→ **DEMANDE**:
Modifiez les lignes ci-dessous en remplaçant « line-number » par « numero-ligne » dans toutes les entrées, sans rien changer d'autre.

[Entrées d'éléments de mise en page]
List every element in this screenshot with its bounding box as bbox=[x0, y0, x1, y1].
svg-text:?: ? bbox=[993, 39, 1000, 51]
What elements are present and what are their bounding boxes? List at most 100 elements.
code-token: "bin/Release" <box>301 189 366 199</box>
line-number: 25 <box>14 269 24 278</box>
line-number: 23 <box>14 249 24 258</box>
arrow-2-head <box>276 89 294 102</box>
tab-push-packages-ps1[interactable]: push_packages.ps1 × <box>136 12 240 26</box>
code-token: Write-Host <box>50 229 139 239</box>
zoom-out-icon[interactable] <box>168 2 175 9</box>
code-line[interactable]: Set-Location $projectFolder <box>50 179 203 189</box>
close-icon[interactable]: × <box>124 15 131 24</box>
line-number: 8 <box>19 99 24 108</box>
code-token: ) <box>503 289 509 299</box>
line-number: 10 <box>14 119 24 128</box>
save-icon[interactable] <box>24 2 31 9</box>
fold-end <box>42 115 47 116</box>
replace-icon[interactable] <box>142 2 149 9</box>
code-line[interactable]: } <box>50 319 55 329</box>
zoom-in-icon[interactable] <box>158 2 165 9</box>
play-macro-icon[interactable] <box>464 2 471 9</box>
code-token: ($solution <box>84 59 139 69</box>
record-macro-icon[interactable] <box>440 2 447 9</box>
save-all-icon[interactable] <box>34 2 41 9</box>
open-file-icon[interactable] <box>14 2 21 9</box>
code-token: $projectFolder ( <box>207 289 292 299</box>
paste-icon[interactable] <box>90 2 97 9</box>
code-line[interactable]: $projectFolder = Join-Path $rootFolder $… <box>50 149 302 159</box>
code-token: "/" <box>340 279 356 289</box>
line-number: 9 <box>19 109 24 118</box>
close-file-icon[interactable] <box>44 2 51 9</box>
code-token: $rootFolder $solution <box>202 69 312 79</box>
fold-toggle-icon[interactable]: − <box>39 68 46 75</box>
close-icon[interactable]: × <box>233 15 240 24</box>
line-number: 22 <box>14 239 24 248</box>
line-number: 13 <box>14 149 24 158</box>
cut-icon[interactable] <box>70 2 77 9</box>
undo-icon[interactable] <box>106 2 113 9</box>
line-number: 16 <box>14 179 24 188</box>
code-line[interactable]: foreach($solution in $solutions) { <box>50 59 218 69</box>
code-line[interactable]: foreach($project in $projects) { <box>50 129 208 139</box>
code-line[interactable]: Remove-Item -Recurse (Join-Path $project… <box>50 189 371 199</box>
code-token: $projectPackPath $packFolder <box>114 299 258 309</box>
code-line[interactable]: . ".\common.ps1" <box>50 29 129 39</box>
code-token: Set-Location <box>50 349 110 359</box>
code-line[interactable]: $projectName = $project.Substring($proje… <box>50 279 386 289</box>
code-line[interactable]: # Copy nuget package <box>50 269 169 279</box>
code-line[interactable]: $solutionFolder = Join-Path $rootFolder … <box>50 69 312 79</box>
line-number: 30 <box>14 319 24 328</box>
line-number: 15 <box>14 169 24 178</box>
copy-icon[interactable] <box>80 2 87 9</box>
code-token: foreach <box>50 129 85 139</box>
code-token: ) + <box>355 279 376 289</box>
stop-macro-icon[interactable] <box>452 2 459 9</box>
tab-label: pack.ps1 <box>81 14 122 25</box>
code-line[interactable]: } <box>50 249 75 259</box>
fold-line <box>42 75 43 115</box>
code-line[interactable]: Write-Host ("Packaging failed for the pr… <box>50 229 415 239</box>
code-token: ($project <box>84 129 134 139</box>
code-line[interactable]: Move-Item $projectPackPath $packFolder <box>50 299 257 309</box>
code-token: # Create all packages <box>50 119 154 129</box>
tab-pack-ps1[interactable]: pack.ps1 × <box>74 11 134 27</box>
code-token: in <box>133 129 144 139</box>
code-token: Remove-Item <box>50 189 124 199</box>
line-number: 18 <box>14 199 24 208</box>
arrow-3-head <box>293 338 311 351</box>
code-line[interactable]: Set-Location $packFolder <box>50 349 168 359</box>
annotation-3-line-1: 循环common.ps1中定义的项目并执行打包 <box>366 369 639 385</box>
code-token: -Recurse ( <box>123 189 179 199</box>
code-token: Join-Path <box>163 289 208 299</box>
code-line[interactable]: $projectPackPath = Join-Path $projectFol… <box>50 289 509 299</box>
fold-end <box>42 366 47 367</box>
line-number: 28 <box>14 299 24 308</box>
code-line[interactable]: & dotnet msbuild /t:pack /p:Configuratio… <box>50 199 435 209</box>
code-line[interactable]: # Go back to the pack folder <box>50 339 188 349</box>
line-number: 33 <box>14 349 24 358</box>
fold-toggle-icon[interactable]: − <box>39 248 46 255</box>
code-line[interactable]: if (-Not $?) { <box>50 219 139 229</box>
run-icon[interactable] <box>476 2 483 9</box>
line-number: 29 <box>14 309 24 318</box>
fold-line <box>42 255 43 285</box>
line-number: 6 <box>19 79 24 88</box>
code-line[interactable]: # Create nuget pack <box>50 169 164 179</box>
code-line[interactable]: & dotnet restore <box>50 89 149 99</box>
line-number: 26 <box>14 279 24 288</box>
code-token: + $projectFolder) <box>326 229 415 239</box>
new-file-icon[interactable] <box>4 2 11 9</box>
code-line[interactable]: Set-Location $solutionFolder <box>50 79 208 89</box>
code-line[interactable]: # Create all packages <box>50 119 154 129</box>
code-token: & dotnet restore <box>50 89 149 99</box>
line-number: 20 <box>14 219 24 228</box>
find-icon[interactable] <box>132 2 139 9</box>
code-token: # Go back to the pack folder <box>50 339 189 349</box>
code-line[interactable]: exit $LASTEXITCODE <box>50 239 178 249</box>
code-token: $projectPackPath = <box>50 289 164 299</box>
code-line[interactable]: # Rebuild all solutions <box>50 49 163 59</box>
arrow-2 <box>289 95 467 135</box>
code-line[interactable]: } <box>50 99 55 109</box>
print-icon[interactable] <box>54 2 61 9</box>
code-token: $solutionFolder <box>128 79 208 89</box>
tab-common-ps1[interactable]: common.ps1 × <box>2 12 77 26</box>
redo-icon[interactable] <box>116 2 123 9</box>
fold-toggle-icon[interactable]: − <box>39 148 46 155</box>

→ **SOLUTION**:
List every element in this screenshot with its bounding box as bbox=[x0, y0, x1, y1].
svg-text:?: ? bbox=[993, 39, 1000, 51]
What elements are present and what are their bounding boxes? List at most 100 elements.
code-token: "bin/Release" <box>301 189 366 199</box>
numero-ligne: 25 <box>14 269 24 278</box>
numero-ligne: 23 <box>14 249 24 258</box>
arrow-2-head <box>276 89 294 102</box>
tab-push-packages-ps1[interactable]: push_packages.ps1 × <box>136 12 240 26</box>
code-token: Write-Host <box>50 229 139 239</box>
zoom-out-icon[interactable] <box>168 2 175 9</box>
code-line[interactable]: Set-Location $projectFolder <box>50 179 203 189</box>
close-icon[interactable]: × <box>124 15 131 24</box>
numero-ligne: 8 <box>19 99 24 108</box>
code-token: ) <box>503 289 509 299</box>
numero-ligne: 10 <box>14 119 24 128</box>
save-icon[interactable] <box>24 2 31 9</box>
fold-end <box>42 115 47 116</box>
replace-icon[interactable] <box>142 2 149 9</box>
code-line[interactable]: } <box>50 319 55 329</box>
zoom-in-icon[interactable] <box>158 2 165 9</box>
play-macro-icon[interactable] <box>464 2 471 9</box>
code-token: ($solution <box>84 59 139 69</box>
record-macro-icon[interactable] <box>440 2 447 9</box>
save-all-icon[interactable] <box>34 2 41 9</box>
open-file-icon[interactable] <box>14 2 21 9</box>
code-token: $projectFolder ( <box>207 289 292 299</box>
paste-icon[interactable] <box>90 2 97 9</box>
code-line[interactable]: $projectFolder = Join-Path $rootFolder $… <box>50 149 302 159</box>
code-token: "/" <box>340 279 356 289</box>
numero-ligne: 9 <box>19 109 24 118</box>
close-file-icon[interactable] <box>44 2 51 9</box>
code-token: $rootFolder $solution <box>202 69 312 79</box>
fold-toggle-icon[interactable]: − <box>39 68 46 75</box>
close-icon[interactable]: × <box>233 15 240 24</box>
numero-ligne: 22 <box>14 239 24 248</box>
numero-ligne: 13 <box>14 149 24 158</box>
cut-icon[interactable] <box>70 2 77 9</box>
undo-icon[interactable] <box>106 2 113 9</box>
numero-ligne: 16 <box>14 179 24 188</box>
code-line[interactable]: foreach($solution in $solutions) { <box>50 59 218 69</box>
code-line[interactable]: foreach($project in $projects) { <box>50 129 208 139</box>
code-line[interactable]: Remove-Item -Recurse (Join-Path $project… <box>50 189 371 199</box>
code-token: $projectPackPath $packFolder <box>114 299 258 309</box>
code-line[interactable]: . ".\common.ps1" <box>50 29 129 39</box>
code-token: Set-Location <box>50 349 110 359</box>
code-line[interactable]: $projectName = $project.Substring($proje… <box>50 279 386 289</box>
code-line[interactable]: # Copy nuget package <box>50 269 169 279</box>
code-line[interactable]: $solutionFolder = Join-Path $rootFolder … <box>50 69 312 79</box>
numero-ligne: 30 <box>14 319 24 328</box>
numero-ligne: 15 <box>14 169 24 178</box>
copy-icon[interactable] <box>80 2 87 9</box>
code-token: foreach <box>50 129 85 139</box>
code-token: ) + <box>355 279 376 289</box>
stop-macro-icon[interactable] <box>452 2 459 9</box>
tab-label: pack.ps1 <box>81 14 122 25</box>
code-line[interactable]: } <box>50 249 75 259</box>
fold-line <box>42 75 43 115</box>
code-line[interactable]: Write-Host ("Packaging failed for the pr… <box>50 229 415 239</box>
code-token: ($project <box>84 129 134 139</box>
code-line[interactable]: Move-Item $projectPackPath $packFolder <box>50 299 257 309</box>
code-token: # Create all packages <box>50 119 154 129</box>
tab-pack-ps1[interactable]: pack.ps1 × <box>74 11 134 27</box>
code-token: in <box>133 129 144 139</box>
code-token: Remove-Item <box>50 189 124 199</box>
numero-ligne: 18 <box>14 199 24 208</box>
arrow-3-head <box>293 338 311 351</box>
code-line[interactable]: Set-Location $packFolder <box>50 349 168 359</box>
annotation-3-line-1: 循环common.ps1中定义的项目并执行打包 <box>366 369 639 385</box>
code-token: -Recurse ( <box>123 189 179 199</box>
code-token: Join-Path <box>163 289 208 299</box>
code-line[interactable]: $projectPackPath = Join-Path $projectFol… <box>50 289 509 299</box>
fold-end <box>42 366 47 367</box>
numero-ligne: 28 <box>14 299 24 308</box>
code-line[interactable]: & dotnet msbuild /t:pack /p:Configuratio… <box>50 199 435 209</box>
code-line[interactable]: # Go back to the pack folder <box>50 339 188 349</box>
numero-ligne: 33 <box>14 349 24 358</box>
fold-toggle-icon[interactable]: − <box>39 248 46 255</box>
code-line[interactable]: if (-Not $?) { <box>50 219 139 229</box>
run-icon[interactable] <box>476 2 483 9</box>
numero-ligne: 29 <box>14 309 24 318</box>
fold-line <box>42 255 43 285</box>
numero-ligne: 6 <box>19 79 24 88</box>
code-line[interactable]: # Create nuget pack <box>50 169 164 179</box>
code-line[interactable]: & dotnet restore <box>50 89 149 99</box>
numero-ligne: 26 <box>14 279 24 288</box>
code-token: + $projectFolder) <box>326 229 415 239</box>
new-file-icon[interactable] <box>4 2 11 9</box>
code-line[interactable]: Set-Location $solutionFolder <box>50 79 208 89</box>
code-line[interactable]: # Create all packages <box>50 119 154 129</box>
code-token: & dotnet restore <box>50 89 149 99</box>
numero-ligne: 20 <box>14 219 24 228</box>
find-icon[interactable] <box>132 2 139 9</box>
code-token: # Go back to the pack folder <box>50 339 189 349</box>
code-line[interactable]: exit $LASTEXITCODE <box>50 239 178 249</box>
code-token: $projectPackPath = <box>50 289 164 299</box>
code-line[interactable]: # Rebuild all solutions <box>50 49 163 59</box>
arrow-2 <box>289 95 467 135</box>
code-line[interactable]: } <box>50 99 55 109</box>
print-icon[interactable] <box>54 2 61 9</box>
code-token: $solutionFolder <box>128 79 208 89</box>
tab-common-ps1[interactable]: common.ps1 × <box>2 12 77 26</box>
redo-icon[interactable] <box>116 2 123 9</box>
fold-toggle-icon[interactable]: − <box>39 148 46 155</box>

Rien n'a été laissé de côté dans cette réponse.